━━━ SELECTED PASSAGE ━━━

Three approaches dominate the industry: extraction methods, thermal analysis, and rapid QC tests.

Extraction and Gravimetric Methods

Solvent extraction is the gold standard for accuracy. You dissolve the plasticizer out of the PVC matrix using an organic solvent (typically diethyl ether or methylene chloride), then measure how much mass you extracted.

ASTM D7083 specifies the gas chromatography method for identifying and quantifying monomeric plasticizers. This tells you exactly which plasticizers are present and their concentrations. It’s your best option when you need to verify compliance with regulations that restrict specific phthalates.

The downside? Extraction takes time—typically 4-24 hours depending on sample thickness. And you destroy the sample in the process.

Use extraction methods when:

  • Validating new formulations
  • Investigating quality complaints
  • Verifying regulatory compliance
  • Running referee tests between customer and supplier

Thermogravimetric Analysis (TGA)

TGA measures weight loss as you heat a sample at a controlled rate. Plasticizers evaporate or decompose at characteristic temperature ranges, letting you quantify their concentration.

ASTM E1131 covers compositional analysis by TGA. A typical PVC compound shows:

  • Plasticizer loss between 200-350°C
  • PVC decomposition at 250-350°C (overlapping with plasticizer)

━━━

→ **THINGS TO DO**:
A - In the plasticizer testing passage, turn the paragraph beginning "Solvent extraction is the gold standard" into a short list that keeps its main facts.
B - Continue the passage on plasticizer testing in PVC from its last line.

━━━ SOURCE MATERIAL ━━━

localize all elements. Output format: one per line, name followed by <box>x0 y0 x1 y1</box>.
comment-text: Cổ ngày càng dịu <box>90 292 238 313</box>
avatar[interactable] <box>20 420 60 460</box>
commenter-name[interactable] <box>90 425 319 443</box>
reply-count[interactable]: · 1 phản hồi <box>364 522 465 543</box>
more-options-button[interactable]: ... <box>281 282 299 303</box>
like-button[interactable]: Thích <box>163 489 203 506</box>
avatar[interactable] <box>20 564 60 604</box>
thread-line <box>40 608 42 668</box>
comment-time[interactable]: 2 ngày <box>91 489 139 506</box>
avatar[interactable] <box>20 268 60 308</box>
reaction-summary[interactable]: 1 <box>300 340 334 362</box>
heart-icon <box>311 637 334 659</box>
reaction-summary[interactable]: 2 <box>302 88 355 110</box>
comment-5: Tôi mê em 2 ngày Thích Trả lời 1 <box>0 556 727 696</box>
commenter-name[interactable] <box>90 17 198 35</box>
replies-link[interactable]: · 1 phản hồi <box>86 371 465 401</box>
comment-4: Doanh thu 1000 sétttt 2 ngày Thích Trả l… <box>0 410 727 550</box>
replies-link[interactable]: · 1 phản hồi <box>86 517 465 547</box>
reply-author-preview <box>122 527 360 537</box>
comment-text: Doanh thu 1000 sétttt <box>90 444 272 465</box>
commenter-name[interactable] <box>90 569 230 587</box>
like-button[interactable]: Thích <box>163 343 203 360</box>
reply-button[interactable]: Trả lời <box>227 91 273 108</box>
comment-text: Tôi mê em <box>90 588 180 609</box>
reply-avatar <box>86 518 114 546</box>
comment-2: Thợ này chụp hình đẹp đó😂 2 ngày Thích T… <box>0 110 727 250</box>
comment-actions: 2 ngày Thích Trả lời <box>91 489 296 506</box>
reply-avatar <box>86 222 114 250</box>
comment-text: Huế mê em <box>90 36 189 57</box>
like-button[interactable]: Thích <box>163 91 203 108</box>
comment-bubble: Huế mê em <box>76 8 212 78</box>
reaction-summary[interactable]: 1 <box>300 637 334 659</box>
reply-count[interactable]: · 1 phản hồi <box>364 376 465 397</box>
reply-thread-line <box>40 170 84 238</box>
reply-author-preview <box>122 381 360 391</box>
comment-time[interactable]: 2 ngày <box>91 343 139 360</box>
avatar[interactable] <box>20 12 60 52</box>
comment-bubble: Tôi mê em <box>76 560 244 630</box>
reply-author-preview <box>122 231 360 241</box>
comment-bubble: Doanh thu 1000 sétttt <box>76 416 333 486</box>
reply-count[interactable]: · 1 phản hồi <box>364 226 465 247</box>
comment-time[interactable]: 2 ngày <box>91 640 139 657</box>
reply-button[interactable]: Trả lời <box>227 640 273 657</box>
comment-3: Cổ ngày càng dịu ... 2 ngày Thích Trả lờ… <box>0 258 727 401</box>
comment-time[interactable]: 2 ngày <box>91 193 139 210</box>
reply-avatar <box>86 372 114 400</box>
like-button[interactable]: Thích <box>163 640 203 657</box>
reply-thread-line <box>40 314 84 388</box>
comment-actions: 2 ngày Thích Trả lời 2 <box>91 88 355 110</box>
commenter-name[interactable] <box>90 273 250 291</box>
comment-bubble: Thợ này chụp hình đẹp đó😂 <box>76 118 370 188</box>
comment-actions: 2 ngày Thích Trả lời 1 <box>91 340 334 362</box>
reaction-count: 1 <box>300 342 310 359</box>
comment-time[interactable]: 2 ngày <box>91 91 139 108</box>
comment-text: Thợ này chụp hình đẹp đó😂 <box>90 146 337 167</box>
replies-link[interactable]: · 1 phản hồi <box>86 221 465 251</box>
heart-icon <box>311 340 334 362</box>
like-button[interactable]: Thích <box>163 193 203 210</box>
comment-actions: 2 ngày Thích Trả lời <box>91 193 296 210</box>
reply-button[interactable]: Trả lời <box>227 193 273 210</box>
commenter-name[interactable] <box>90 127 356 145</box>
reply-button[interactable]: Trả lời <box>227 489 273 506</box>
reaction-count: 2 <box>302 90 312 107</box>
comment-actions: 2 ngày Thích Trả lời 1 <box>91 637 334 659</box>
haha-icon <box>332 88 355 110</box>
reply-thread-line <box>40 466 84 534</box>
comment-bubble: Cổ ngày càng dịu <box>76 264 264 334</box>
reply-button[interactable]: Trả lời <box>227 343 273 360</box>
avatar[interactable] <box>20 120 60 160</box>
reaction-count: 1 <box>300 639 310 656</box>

━━━

→ **ANSWERS BY ITEM**:
A -
- Solvent extraction is the most accurate method.
- An organic solvent, usually diethyl ether or methylene chloride, dissolves the plasticizer out of the PVC matrix.
- The mass extracted is then measured.

B -
  • Filler residue remaining above 500°C

The advantage of TGA: you get information about all volatile components in one 30-60 minute test. You can distinguish plasticizer from moisture and other volatiles based on the temperature where mass loss occurs.

The challenge: plasticizer and PVC decomposition ranges overlap. Getting accurate plasticizer-only values requires careful curve interpretation or using derivative curves.

Rapid Quality Control Methods

When you need answers in minutes, not hours, consider these options:

NMR-based analyzers like benchtop models can determine plasticizer content in under 2 minutes without sample destruction. They’re calibrated against extraction methods and work well for routine incoming inspection.

Hardness testing gives you indirect verification. If you know the hardness-plasticizer relationship for your specific formulation, a Shore A measurement tells you if plasticizer content is in range. It won’t catch subtle variations, but it’ll flag major deviations.

Near-infrared spectroscopy with chemometric calibration offers another non-destructive option. It requires initial calibration effort but provides fast results once set up.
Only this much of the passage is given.